▶ GIVEN REQUEST: The entries need to be copied exactly.

# start of GIVEN DATA

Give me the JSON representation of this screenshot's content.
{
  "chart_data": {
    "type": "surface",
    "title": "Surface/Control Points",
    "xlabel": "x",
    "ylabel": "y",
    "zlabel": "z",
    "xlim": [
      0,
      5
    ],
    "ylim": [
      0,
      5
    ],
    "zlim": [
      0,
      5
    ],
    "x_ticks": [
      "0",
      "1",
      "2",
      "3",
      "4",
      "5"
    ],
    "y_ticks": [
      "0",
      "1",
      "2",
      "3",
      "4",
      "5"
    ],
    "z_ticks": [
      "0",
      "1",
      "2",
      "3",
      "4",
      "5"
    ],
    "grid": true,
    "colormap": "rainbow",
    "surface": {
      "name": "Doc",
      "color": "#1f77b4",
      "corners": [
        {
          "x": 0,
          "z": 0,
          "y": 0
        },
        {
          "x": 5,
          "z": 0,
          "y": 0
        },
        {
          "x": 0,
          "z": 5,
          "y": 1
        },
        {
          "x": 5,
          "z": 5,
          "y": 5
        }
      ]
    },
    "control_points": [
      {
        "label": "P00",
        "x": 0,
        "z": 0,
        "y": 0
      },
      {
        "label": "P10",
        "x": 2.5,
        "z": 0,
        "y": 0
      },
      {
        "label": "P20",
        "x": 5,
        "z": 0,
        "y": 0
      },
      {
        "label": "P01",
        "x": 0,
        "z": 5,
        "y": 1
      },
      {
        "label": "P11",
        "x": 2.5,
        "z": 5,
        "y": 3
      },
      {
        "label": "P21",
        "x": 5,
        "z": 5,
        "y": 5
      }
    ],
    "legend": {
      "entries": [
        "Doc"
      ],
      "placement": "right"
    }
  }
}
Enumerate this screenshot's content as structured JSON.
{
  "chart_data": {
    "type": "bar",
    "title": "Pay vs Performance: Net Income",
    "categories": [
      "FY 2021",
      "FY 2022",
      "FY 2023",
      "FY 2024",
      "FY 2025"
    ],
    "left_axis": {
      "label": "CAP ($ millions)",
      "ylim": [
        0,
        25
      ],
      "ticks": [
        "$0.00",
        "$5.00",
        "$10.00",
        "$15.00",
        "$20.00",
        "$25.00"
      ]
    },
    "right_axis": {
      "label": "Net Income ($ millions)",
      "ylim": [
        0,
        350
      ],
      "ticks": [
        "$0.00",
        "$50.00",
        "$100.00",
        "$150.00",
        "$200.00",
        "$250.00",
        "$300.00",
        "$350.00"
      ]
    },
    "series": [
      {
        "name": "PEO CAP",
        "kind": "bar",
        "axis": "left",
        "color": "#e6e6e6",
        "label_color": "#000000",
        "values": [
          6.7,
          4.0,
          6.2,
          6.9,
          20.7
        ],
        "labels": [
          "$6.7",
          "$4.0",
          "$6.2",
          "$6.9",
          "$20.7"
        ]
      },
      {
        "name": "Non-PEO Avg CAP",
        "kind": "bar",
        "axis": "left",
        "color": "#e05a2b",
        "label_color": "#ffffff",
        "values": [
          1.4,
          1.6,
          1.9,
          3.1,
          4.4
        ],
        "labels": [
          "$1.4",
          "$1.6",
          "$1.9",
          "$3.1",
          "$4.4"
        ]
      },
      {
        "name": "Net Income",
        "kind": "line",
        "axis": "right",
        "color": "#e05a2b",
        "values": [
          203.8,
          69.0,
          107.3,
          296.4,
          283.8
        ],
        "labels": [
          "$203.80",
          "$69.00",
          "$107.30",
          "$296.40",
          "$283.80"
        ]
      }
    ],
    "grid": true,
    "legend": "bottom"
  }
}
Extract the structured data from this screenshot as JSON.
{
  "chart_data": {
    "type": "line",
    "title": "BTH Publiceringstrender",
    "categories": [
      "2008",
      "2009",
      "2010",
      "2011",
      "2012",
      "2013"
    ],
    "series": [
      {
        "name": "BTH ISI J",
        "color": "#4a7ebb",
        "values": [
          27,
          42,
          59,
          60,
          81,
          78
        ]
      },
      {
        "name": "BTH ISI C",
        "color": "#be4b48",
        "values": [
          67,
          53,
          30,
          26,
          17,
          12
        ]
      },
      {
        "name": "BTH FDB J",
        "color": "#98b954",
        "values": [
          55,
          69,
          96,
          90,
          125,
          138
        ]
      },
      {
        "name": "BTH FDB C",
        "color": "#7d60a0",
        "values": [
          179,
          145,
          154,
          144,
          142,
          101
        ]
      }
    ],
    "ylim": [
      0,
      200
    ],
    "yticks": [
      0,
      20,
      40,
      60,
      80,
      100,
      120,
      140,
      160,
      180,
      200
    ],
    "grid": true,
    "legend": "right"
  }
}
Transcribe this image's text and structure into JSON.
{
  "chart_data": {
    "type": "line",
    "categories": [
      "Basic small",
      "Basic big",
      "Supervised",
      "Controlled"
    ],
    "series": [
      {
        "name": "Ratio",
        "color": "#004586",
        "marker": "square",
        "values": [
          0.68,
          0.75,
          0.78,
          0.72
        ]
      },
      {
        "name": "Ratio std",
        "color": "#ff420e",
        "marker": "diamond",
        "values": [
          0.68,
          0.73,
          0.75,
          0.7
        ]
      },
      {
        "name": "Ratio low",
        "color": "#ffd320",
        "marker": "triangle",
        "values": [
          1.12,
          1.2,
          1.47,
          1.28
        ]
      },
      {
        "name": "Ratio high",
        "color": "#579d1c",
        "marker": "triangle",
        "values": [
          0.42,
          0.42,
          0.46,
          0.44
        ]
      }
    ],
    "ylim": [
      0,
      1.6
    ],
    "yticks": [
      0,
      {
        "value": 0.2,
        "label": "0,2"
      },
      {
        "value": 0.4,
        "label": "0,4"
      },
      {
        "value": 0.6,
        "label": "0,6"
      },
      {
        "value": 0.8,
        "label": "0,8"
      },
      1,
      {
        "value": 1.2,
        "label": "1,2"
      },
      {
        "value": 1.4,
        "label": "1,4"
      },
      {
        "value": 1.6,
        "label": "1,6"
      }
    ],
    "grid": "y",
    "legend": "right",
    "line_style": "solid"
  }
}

# end of GIVEN DATA

▶ RESULT:
Give me the JSON representation of this screenshot's content.
{
  "chart_data": {
    "type": "surface",
    "title": "Surface/Control Points",
    "xlabel": "x",
    "ylabel": "y",
    "zlabel": "z",
    "xlim": [
      0,
      5
    ],
    "ylim": [
      0,
      5
    ],
    "zlim": [
      0,
      5
    ],
    "x_ticks": [
      "0",
      "1",
      "2",
      "3",
      "4",
      "5"
    ],
    "y_ticks": [
      "0",
      "1",
      "2",
      "3",
      "4",
      "5"
    ],
    "z_ticks": [
      "0",
      "1",
      "2",
      "3",
      "4",
      "5"
    ],
    "grid": true,
    "colormap": "rainbow",
    "surface": {
      "name": "Doc",
      "color": "#1f77b4",
      "corners": [
        {
          "x": 0,
          "z": 0,
          "y": 0
        },
        {
          "x": 5,
          "z": 0,
          "y": 0
        },
        {
          "x": 0,
          "z": 5,
          "y": 1
        },
        {
          "x": 5,
          "z": 5,
          "y": 5
        }
      ]
    },
    "control_points": [
      {
        "label": "P00",
        "x": 0,
        "z": 0,
        "y": 0
      },
      {
        "label": "P10",
        "x": 2.5,
        "z": 0,
        "y": 0
      },
      {
        "label": "P20",
        "x": 5,
        "z": 0,
        "y": 0
      },
      {
        "label": "P01",
        "x": 0,
        "z": 5,
        "y": 1
      },
      {
        "label": "P11",
        "x": 2.5,
        "z": 5,
        "y": 3
      },
      {
        "label": "P21",
        "x": 5,
        "z": 5,
        "y": 5
      }
    ],
    "legend": {
      "entries": [
        "Doc"
      ],
      "placement": "right"
    }
  }
}
Enumerate this screenshot's content as structured JSON.
{
  "chart_data": {
    "type": "bar",
    "title": "Pay vs Performance: Net Income",
    "categories": [
      "FY 2021",
      "FY 2022",
      "FY 2023",
      "FY 2024",
      "FY 2025"
    ],
    "left_axis": {
      "label": "CAP ($ millions)",
      "ylim": [
        0,
        25
      ],
      "ticks": [
        "$0.00",
        "$5.00",
        "$10.00",
        "$15.00",
        "$20.00",
        "$25.00"
      ]
    },
    "right_axis": {
      "label": "Net Income ($ millions)",
      "ylim": [
        0,
        350
      ],
      "ticks": [
        "$0.00",
        "$50.00",
        "$100.00",
        "$150.00",
        "$200.00",
        "$250.00",
        "$300.00",
        "$350.00"
      ]
    },
    "series": [
      {
        "name": "PEO CAP",
        "kind": "bar",
        "axis": "left",
        "color": "#e6e6e6",
        "label_color": "#000000",
        "values": [
          6.7,
          4.0,
          6.2,
          6.9,
          20.7
        ],
        "labels": [
          "$6.7",
          "$4.0",
          "$6.2",
          "$6.9",
          "$20.7"
        ]
      },
      {
        "name": "Non-PEO Avg CAP",
        "kind": "bar",
        "axis": "left",
        "color": "#e05a2b",
        "label_color": "#ffffff",
        "values": [
          1.4,
          1.6,
          1.9,
          3.1,
          4.4
        ],
        "labels": [
          "$1.4",
          "$1.6",
          "$1.9",
          "$3.1",
          "$4.4"
        ]
      },
      {
        "name": "Net Income",
        "kind": "line",
        "axis": "right",
        "color": "#e05a2b",
        "values": [
          203.8,
          69.0,
          107.3,
          296.4,
          283.8
        ],
        "labels": [
          "$203.80",
          "$69.00",
          "$107.30",
          "$296.40",
          "$283.80"
        ]
      }
    ],
    "grid": true,
    "legend": "bottom"
  }
}
Extract the structured data from this screenshot as JSON.
{
  "chart_data": {
    "type": "line",
    "title": "BTH Publiceringstrender",
    "categories": [
      "2008",
      "2009",
      "2010",
      "2011",
      "2012",
      "2013"
    ],
    "series": [
      {
        "name": "BTH ISI J",
        "color": "#4a7ebb",
        "values": [
          27,
          42,
          59,
          60,
          81,
          78
        ]
      },
      {
        "name": "BTH ISI C",
        "color": "#be4b48",
        "values": [
          67,
          53,
          30,
          26,
          17,
          12
        ]
      },
      {
        "name": "BTH FDB J",
        "color": "#98b954",
        "values": [
          55,
          69,
          96,
          90,
          125,
          138
        ]
      },
      {
        "name": "BTH FDB C",
        "color": "#7d60a0",
        "values": [
          179,
          145,
          154,
          144,
          142,
          101
        ]
      }
    ],
    "ylim": [
      0,
      200
    ],
    "yticks": [
      0,
      20,
      40,
      60,
      80,
      100,
      120,
      140,
      160,
      180,
      200
    ],
    "grid": true,
    "legend": "right"
  }
}
Transcribe this image's text and structure into JSON.
{
  "chart_data": {
    "type": "line",
    "categories": [
      "Basic small",
      "Basic big",
      "Supervised",
      "Controlled"
    ],
    "series": [
      {
        "name": "Ratio",
        "color": "#004586",
        "marker": "square",
        "values": [
          0.68,
          0.75,
          0.78,
          0.72
        ]
      },
      {
        "name": "Ratio std",
        "color": "#ff420e",
        "marker": "diamond",
        "values": [
          0.68,
          0.73,
          0.75,
          0.7
        ]
      },
      {
        "name": "Ratio low",
        "color": "#ffd320",
        "marker": "triangle",
        "values": [
          1.12,
          1.2,
          1.47,
          1.28
        ]
      },
      {
        "name": "Ratio high",
        "color": "#579d1c",
        "marker": "triangle",
        "values": [
          0.42,
          0.42,
          0.46,
          0.44
        ]
      }
    ],
    "ylim": [
      0,
      1.6
    ],
    "yticks": [
      0,
      {
        "value": 0.2,
        "label": "0,2"
      },
      {
        "value": 0.4,
        "label": "0,4"
      },
      {
        "value": 0.6,
        "label": "0,6"
      },
      {
        "value": 0.8,
        "label": "0,8"
      },
      1,
      {
        "value": 1.2,
        "label": "1,2"
      },
      {
        "value": 1.4,
        "label": "1,4"
      },
      {
        "value": 1.6,
        "label": "1,6"
      }
    ],
    "grid": "y",
    "legend": "right",
    "line_style": "solid"
  }
}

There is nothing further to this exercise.